Given request.
Reproduce the material in full, unchanged.

# Extracted records start

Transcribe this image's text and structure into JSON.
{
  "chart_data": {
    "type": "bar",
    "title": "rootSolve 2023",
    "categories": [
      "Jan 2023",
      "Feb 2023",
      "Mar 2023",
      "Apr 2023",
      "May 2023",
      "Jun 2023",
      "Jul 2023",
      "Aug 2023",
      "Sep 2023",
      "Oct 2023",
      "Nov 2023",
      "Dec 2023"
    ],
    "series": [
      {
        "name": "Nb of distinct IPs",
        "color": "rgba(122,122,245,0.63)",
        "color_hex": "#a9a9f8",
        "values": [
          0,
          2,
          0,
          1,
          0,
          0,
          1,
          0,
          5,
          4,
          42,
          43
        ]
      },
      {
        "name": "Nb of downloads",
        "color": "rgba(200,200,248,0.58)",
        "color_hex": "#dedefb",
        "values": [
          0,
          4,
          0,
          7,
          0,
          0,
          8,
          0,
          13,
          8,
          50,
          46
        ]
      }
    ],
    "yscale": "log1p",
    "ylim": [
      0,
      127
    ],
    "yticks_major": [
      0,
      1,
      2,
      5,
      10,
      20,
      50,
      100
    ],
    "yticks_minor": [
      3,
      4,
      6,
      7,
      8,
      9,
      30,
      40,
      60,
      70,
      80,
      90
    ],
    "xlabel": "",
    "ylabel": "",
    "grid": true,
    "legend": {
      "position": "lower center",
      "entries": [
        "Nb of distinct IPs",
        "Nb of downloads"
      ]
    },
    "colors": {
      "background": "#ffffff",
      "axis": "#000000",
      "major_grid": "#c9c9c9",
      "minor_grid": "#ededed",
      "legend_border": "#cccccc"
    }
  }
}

# Extracted records end

Result of the task.
Transcribe this image's text and structure into JSON.
{
  "chart_data": {
    "type": "bar",
    "title": "rootSolve 2023",
    "categories": [
      "Jan 2023",
      "Feb 2023",
      "Mar 2023",
      "Apr 2023",
      "May 2023",
      "Jun 2023",
      "Jul 2023",
      "Aug 2023",
      "Sep 2023",
      "Oct 2023",
      "Nov 2023",
      "Dec 2023"
    ],
    "series": [
      {
        "name": "Nb of distinct IPs",
        "color": "rgba(122,122,245,0.63)",
        "color_hex": "#a9a9f8",
        "values": [
          0,
          2,
          0,
          1,
          0,
          0,
          1,
          0,
          5,
          4,
          42,
          43
        ]
      },
      {
        "name": "Nb of downloads",
        "color": "rgba(200,200,248,0.58)",
        "color_hex": "#dedefb",
        "values": [
          0,
          4,
          0,
          7,
          0,
          0,
          8,
          0,
          13,
          8,
          50,
          46
        ]
      }
    ],
    "yscale": "log1p",
    "ylim": [
      0,
      127
    ],
    "yticks_major": [
      0,
      1,
      2,
      5,
      10,
      20,
      50,
      100
    ],
    "yticks_minor": [
      3,
      4,
      6,
      7,
      8,
      9,
      30,
      40,
      60,
      70,
      80,
      90
    ],
    "xlabel": "",
    "ylabel": "",
    "grid": true,
    "legend": {
      "position": "lower center",
      "entries": [
        "Nb of distinct IPs",
        "Nb of downloads"
      ]
    },
    "colors": {
      "background": "#ffffff",
      "axis": "#000000",
      "major_grid": "#c9c9c9",
      "minor_grid": "#ededed",
      "legend_border": "#cccccc"
    }
  }
}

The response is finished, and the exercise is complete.